[Aim of the exercise]:
Answer these from the text on aptamers in cardiovascular disease:
(a) What is the name of the novel RNA-aptamer-based FIXa inhibitor?
(b) What disorders is antiplatelet therapy used to treat?
(c) Which pathway has been blocked by anti-vWF aptamers?

[Selected text]:
★ ★ ★ ★ ★
Globally, cardiovascular disease has a high mortality rate, which requires the development of novel diagnostic and therapeutic methods. Aptamers are single-stranded oligonucleotides that can compete with antibodies in cardiac applications as they uniquely recognize and bind targets by forming unique structures in vivo [34]. Major cardiovascular events are frequently caused by thrombus development. Therefore, the alternative treatment option might involve using RNA aptamers as a reversible FIXa inhibitor [6]. A novel RNA-aptamer-based FIXa inhibitor is named pegnivacogin (RB006) [35]. An ASO, anivamersen (RB007), improves hemostasis by blocking pegnivacogin from binding to Factor IXa [35] (Fig. 3).

Fig. 3.

ASO, Aptamer, and siRNA in the currently accepted molecular disease model of CVDs and risk factors.

Antiplatelet therapy is used to treat ischemic disorders, with the main emphasis being on the activation and aggregation of platelets rather than the activity of von Willebrand Factor (vWF) [6,36]. However, since vWF is an important factor in atherogenesis and artery circulation, it may be a target for cardiovascular disease intervention. vWF has a unique role in thrombus generation, and as an aptamer targeting molecule, has shown early success in antithrombotic treatment [6]. The GPIb-vWF pathway has been blocked by anti-vWF aptamers [37]. Without causing significant bleeding, ischemia events, or other severe negative effects, factor IXa was successfully inhibited with an RNA aptamer, and its coagulant activity was actively restored with an antidote [35].
★ ★ ★ ★ ★
[Records supplied]:
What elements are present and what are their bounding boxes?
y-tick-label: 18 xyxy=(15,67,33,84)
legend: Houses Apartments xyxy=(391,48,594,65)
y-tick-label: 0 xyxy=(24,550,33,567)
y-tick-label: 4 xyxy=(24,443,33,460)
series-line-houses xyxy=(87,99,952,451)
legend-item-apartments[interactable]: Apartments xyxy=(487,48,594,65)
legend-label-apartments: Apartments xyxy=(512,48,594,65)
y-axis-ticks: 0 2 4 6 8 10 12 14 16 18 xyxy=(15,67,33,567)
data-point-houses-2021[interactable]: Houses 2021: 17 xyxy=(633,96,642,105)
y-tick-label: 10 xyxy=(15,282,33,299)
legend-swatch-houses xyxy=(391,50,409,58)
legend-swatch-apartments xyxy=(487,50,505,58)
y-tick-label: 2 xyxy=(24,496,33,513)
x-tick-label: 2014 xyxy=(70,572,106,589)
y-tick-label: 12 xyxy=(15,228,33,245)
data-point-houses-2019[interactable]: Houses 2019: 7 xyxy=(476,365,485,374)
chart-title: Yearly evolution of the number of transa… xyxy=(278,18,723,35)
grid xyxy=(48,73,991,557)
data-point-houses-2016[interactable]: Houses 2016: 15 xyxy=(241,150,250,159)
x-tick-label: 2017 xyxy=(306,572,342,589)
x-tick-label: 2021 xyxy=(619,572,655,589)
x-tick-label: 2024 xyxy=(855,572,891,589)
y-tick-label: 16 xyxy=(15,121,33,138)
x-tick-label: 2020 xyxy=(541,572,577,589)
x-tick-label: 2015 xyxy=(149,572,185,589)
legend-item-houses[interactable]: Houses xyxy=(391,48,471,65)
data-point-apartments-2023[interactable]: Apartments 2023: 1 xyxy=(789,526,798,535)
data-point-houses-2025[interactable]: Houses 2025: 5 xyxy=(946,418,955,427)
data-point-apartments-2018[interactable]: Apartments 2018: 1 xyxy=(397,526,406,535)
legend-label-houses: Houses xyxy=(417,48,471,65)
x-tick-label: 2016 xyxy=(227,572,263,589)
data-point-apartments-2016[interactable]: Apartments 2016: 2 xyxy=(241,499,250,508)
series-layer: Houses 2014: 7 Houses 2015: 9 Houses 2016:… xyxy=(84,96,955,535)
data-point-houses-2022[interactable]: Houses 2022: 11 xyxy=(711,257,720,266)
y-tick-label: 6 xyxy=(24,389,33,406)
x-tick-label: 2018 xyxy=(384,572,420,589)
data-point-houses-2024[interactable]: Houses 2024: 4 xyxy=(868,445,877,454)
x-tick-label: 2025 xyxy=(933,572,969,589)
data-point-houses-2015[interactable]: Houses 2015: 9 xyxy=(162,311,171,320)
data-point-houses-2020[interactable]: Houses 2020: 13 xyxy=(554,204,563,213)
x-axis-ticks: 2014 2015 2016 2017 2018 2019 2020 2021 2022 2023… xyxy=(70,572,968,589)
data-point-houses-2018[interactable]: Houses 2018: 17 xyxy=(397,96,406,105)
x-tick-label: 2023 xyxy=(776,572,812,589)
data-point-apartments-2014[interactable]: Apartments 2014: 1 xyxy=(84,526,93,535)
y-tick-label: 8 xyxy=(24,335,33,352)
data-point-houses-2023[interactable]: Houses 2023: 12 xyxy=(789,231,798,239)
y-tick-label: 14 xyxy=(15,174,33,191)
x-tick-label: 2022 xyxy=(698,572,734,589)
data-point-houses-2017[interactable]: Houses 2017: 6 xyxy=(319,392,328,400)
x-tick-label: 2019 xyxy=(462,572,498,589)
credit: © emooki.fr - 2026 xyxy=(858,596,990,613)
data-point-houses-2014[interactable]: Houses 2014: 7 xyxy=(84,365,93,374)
★ ★ ★ ★ ★
[Task solution]:
(a) Pegnivacogin (RB006)
(b) Ischemic disorders
(c) The GPIb-vWF pathway